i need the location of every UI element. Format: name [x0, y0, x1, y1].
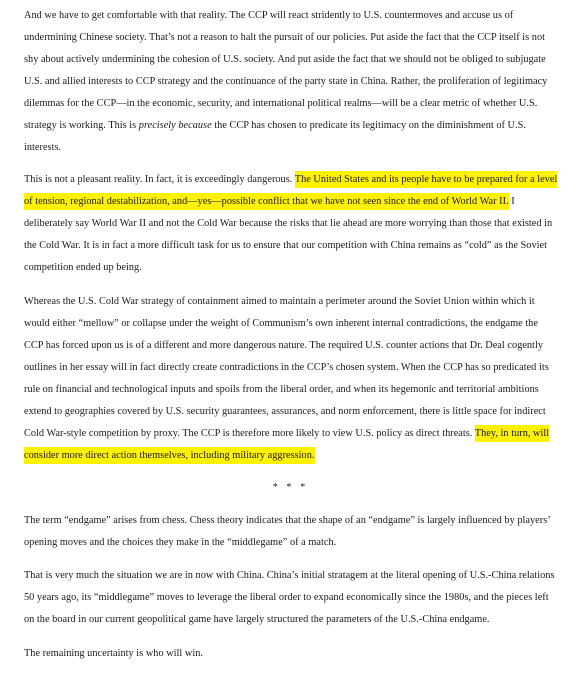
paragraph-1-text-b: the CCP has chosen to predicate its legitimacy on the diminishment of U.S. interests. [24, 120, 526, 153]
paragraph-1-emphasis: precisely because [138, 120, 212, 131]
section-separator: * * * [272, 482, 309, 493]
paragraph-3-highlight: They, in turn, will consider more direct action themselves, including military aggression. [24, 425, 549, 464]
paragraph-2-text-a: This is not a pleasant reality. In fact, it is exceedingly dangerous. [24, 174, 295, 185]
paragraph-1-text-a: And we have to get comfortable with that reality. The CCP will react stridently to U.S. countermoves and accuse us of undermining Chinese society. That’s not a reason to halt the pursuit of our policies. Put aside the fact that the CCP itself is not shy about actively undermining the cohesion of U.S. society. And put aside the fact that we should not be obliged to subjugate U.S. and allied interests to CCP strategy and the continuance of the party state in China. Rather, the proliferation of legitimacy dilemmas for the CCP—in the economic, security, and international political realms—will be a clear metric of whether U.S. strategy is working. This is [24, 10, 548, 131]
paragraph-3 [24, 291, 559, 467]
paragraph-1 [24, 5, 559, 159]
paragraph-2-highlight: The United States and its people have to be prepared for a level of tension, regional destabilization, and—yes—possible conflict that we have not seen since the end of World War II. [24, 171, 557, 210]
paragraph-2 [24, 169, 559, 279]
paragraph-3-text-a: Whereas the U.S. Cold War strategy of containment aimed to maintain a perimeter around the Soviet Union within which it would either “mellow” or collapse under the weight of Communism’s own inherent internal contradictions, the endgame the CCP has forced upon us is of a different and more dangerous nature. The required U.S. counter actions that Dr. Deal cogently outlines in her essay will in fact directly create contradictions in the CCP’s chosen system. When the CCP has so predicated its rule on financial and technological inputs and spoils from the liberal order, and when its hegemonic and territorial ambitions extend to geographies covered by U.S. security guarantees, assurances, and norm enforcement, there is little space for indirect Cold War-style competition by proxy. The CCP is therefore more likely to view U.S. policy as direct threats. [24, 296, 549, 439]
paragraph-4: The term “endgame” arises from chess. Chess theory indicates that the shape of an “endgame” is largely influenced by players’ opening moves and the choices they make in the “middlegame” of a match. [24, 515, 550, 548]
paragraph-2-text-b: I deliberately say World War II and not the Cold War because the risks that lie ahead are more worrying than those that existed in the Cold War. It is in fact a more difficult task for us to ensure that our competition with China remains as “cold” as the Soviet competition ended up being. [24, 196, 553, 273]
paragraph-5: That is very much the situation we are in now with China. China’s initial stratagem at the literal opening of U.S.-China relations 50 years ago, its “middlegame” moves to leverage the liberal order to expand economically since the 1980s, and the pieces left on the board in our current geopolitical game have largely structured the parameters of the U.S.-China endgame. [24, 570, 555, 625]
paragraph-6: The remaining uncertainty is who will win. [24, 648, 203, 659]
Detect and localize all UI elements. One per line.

• • • • • • •

*Problem*.
Can you rewrite all the records above, changing each "CCP" to "Chinese Communist Party" and keeping everything else the same? Leave the pictures out of your answer.

*Result of the exercise*.
i need the location of every UI element. Format: name [x0, y0, x1, y1].
paragraph-1-text-b: the Chinese Communist Party has chosen to predicate its legitimacy on the diminishment of U.S. interests. [24, 120, 526, 153]
paragraph-1-emphasis: precisely because [138, 120, 212, 131]
section-separator: * * * [272, 482, 309, 493]
paragraph-3-highlight: They, in turn, will consider more direct action themselves, including military aggression. [24, 425, 549, 464]
paragraph-2-text-a: This is not a pleasant reality. In fact, it is exceedingly dangerous. [24, 174, 295, 185]
paragraph-1-text-a: And we have to get comfortable with that reality. The Chinese Communist Party will react stridently to U.S. countermoves and accuse us of undermining Chinese society. That’s not a reason to halt the pursuit of our policies. Put aside the fact that the Chinese Communist Party itself is not shy about actively undermining the cohesion of U.S. society. And put aside the fact that we should not be obliged to subjugate U.S. and allied interests to Chinese Communist Party strategy and the continuance of the party state in China. Rather, the proliferation of legitimacy dilemmas for the Chinese Communist Party—in the economic, security, and international political realms—will be a clear metric of whether U.S. strategy is working. This is [24, 10, 548, 131]
paragraph-3 [24, 291, 559, 467]
paragraph-1 [24, 5, 559, 159]
paragraph-2-highlight: The United States and its people have to be prepared for a level of tension, regional destabilization, and—yes—possible conflict that we have not seen since the end of World War II. [24, 171, 557, 210]
paragraph-2 [24, 169, 559, 279]
paragraph-3-text-a: Whereas the U.S. Cold War strategy of containment aimed to maintain a perimeter around the Soviet Union within which it would either “mellow” or collapse under the weight of Communism’s own inherent internal contradictions, the endgame the Chinese Communist Party has forced upon us is of a different and more dangerous nature. The required U.S. counter actions that Dr. Deal cogently outlines in her essay will in fact directly create contradictions in the Chinese Communist Party’s chosen system. When the Chinese Communist Party has so predicated its rule on financial and technological inputs and spoils from the liberal order, and when its hegemonic and territorial ambitions extend to geographies covered by U.S. security guarantees, assurances, and norm enforcement, there is little space for indirect Cold War-style competition by proxy. The Chinese Communist Party is therefore more likely to view U.S. policy as direct threats. [24, 296, 549, 439]
paragraph-4: The term “endgame” arises from chess. Chess theory indicates that the shape of an “endgame” is largely influenced by players’ opening moves and the choices they make in the “middlegame” of a match. [24, 515, 550, 548]
paragraph-2-text-b: I deliberately say World War II and not the Cold War because the risks that lie ahead are more worrying than those that existed in the Cold War. It is in fact a more difficult task for us to ensure that our competition with China remains as “cold” as the Soviet competition ended up being. [24, 196, 553, 273]
paragraph-5: That is very much the situation we are in now with China. China’s initial stratagem at the literal opening of U.S.-China relations 50 years ago, its “middlegame” moves to leverage the liberal order to expand economically since the 1980s, and the pieces left on the board in our current geopolitical game have largely structured the parameters of the U.S.-China endgame. [24, 570, 555, 625]
paragraph-6: The remaining uncertainty is who will win. [24, 648, 203, 659]
Detect and localize all UI elements. One per line.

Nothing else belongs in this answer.